__Input data__:
==========
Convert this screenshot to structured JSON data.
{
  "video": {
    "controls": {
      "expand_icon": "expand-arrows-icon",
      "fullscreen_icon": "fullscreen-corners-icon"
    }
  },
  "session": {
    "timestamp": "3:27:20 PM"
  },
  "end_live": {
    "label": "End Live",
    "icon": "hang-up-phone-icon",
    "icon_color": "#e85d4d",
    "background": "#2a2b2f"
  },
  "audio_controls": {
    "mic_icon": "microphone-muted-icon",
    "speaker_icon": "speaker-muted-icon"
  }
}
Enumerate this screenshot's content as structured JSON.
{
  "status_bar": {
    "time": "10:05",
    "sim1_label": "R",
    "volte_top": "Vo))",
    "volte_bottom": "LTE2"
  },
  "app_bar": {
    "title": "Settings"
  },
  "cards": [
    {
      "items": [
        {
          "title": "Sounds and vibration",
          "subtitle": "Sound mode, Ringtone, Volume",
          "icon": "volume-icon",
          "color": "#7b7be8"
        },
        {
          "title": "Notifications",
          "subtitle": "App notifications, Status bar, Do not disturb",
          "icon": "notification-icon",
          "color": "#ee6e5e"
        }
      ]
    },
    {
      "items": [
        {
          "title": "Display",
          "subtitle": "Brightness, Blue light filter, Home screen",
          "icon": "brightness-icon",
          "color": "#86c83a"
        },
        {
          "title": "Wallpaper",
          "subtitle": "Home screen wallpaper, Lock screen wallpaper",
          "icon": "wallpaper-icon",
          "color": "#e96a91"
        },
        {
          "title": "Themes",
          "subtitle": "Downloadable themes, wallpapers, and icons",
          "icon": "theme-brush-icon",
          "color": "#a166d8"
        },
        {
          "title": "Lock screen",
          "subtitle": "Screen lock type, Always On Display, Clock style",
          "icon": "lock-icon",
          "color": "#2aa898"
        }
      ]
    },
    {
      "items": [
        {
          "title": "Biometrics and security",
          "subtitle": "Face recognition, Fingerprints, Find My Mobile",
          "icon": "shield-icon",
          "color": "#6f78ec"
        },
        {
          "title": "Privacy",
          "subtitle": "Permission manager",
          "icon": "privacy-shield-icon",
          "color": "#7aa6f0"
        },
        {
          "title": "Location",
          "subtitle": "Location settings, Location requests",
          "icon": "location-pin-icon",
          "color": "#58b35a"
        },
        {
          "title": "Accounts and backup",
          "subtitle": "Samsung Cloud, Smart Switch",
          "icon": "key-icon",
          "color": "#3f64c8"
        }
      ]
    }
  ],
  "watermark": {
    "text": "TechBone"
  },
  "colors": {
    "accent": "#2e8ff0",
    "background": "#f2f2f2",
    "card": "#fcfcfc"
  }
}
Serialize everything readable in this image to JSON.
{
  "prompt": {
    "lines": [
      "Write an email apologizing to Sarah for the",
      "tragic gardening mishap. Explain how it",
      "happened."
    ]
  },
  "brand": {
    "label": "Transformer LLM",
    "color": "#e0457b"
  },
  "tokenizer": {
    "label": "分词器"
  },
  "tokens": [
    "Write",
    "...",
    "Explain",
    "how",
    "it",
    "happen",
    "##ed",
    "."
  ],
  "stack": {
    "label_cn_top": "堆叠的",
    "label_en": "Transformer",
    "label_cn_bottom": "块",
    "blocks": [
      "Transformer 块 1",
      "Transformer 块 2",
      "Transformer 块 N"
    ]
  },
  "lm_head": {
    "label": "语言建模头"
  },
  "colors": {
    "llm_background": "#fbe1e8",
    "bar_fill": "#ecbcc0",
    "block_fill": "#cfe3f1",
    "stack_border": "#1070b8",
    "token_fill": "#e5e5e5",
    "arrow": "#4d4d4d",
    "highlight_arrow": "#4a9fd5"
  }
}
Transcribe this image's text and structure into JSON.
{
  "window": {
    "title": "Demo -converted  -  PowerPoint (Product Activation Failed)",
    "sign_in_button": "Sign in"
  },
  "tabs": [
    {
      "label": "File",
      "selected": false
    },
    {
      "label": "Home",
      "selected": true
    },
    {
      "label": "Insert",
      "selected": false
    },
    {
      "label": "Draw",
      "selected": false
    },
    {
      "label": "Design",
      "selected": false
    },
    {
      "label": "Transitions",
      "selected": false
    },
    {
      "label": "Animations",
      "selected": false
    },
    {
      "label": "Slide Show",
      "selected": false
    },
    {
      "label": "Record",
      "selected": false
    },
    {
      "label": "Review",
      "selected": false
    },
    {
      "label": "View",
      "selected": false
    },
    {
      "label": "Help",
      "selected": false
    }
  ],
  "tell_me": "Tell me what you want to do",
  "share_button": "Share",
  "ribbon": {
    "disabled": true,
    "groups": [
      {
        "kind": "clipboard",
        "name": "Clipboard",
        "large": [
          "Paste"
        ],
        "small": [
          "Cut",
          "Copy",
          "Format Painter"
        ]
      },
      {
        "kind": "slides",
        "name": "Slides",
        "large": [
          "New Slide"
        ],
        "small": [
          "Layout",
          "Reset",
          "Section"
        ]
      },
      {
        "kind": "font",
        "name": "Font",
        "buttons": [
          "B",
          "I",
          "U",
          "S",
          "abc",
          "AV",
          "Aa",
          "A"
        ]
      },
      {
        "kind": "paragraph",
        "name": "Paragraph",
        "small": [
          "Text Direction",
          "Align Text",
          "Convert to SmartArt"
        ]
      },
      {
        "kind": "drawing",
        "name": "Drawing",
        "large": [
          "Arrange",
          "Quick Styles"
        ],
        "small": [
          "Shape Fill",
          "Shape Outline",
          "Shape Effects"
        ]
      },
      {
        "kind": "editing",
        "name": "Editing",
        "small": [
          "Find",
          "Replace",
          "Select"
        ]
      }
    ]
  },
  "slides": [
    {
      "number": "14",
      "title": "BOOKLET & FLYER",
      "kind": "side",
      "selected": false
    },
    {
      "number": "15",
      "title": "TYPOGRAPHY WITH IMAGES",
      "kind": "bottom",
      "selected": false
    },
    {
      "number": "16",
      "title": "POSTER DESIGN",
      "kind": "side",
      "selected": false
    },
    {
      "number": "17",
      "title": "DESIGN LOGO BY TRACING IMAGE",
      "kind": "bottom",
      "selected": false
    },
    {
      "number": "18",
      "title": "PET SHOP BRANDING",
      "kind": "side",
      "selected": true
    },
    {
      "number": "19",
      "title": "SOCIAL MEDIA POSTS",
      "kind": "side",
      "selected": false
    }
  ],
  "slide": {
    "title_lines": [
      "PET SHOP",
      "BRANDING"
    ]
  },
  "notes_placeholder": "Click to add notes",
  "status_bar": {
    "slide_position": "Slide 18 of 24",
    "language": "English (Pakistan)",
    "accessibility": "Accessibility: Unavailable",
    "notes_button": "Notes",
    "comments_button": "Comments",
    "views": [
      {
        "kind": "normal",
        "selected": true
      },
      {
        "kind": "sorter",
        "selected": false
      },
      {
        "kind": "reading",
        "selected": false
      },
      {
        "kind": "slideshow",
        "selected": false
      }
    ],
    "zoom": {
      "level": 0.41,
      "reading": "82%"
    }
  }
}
==========
__Requirements__: Going through the data above, count the lines where the string "name" appears, and answer with only that number.

__Task result__: 6